— start of Raw records —
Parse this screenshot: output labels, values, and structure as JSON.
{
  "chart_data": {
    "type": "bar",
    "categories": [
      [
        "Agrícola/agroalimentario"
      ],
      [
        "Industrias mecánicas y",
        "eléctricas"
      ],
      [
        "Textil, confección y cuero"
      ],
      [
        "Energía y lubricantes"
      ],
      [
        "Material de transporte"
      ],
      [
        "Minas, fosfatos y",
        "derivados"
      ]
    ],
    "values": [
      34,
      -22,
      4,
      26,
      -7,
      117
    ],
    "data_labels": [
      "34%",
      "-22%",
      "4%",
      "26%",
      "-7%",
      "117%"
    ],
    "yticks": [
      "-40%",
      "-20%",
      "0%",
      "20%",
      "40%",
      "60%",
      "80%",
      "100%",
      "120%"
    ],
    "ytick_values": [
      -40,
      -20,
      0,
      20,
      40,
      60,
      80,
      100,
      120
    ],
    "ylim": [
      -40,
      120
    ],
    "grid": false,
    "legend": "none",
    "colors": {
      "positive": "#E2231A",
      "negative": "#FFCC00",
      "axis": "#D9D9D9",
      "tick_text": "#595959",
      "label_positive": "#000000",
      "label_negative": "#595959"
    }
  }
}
— end of Raw records —
— start of Raw records —
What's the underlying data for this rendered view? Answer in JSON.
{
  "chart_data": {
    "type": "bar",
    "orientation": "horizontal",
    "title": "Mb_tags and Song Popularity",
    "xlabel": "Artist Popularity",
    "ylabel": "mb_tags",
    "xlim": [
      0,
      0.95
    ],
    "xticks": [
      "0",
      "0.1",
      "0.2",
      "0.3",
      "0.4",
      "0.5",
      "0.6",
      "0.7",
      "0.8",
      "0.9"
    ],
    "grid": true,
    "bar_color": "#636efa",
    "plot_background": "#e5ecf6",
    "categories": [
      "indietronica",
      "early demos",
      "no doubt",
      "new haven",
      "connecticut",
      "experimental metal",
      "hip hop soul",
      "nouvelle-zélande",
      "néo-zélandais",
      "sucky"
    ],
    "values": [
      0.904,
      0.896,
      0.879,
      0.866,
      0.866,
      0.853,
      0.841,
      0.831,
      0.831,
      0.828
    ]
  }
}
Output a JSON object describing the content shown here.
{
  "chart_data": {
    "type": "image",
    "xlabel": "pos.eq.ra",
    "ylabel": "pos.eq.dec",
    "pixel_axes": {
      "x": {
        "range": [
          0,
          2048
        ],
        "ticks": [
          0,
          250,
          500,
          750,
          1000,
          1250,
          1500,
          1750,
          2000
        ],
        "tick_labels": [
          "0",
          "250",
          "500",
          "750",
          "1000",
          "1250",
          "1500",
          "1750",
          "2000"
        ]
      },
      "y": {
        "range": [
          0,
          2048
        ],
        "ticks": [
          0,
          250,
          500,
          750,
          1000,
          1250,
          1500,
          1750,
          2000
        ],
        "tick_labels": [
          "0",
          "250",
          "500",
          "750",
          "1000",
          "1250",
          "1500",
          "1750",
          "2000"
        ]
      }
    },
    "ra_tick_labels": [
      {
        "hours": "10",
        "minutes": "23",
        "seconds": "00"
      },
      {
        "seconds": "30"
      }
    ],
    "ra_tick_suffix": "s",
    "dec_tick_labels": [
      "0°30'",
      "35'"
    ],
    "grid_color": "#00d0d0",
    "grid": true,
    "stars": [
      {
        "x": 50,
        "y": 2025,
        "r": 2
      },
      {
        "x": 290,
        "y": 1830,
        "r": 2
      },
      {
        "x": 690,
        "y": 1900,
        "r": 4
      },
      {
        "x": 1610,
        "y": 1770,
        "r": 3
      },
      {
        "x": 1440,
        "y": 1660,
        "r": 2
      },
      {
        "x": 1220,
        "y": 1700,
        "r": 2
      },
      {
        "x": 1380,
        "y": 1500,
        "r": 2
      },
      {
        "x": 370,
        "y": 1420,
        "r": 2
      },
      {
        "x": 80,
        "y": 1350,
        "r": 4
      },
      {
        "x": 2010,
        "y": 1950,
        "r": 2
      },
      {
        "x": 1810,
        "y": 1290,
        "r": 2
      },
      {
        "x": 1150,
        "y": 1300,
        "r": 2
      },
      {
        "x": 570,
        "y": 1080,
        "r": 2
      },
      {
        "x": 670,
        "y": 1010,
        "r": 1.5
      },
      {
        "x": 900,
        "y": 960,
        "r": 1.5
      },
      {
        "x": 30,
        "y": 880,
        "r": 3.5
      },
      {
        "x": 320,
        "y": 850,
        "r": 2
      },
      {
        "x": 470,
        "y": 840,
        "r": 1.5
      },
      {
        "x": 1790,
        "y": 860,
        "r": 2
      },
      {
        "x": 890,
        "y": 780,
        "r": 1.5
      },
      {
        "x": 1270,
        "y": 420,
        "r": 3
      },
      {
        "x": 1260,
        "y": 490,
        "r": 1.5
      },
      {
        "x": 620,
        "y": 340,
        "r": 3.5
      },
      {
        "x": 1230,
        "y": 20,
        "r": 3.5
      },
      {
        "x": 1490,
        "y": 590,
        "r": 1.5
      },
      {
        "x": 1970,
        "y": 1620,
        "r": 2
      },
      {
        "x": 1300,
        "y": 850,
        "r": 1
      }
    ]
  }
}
— end of Raw records —
(Task to carry out)
Count each line with "JSON" in it and report that figure by itself.

(Complete output)
3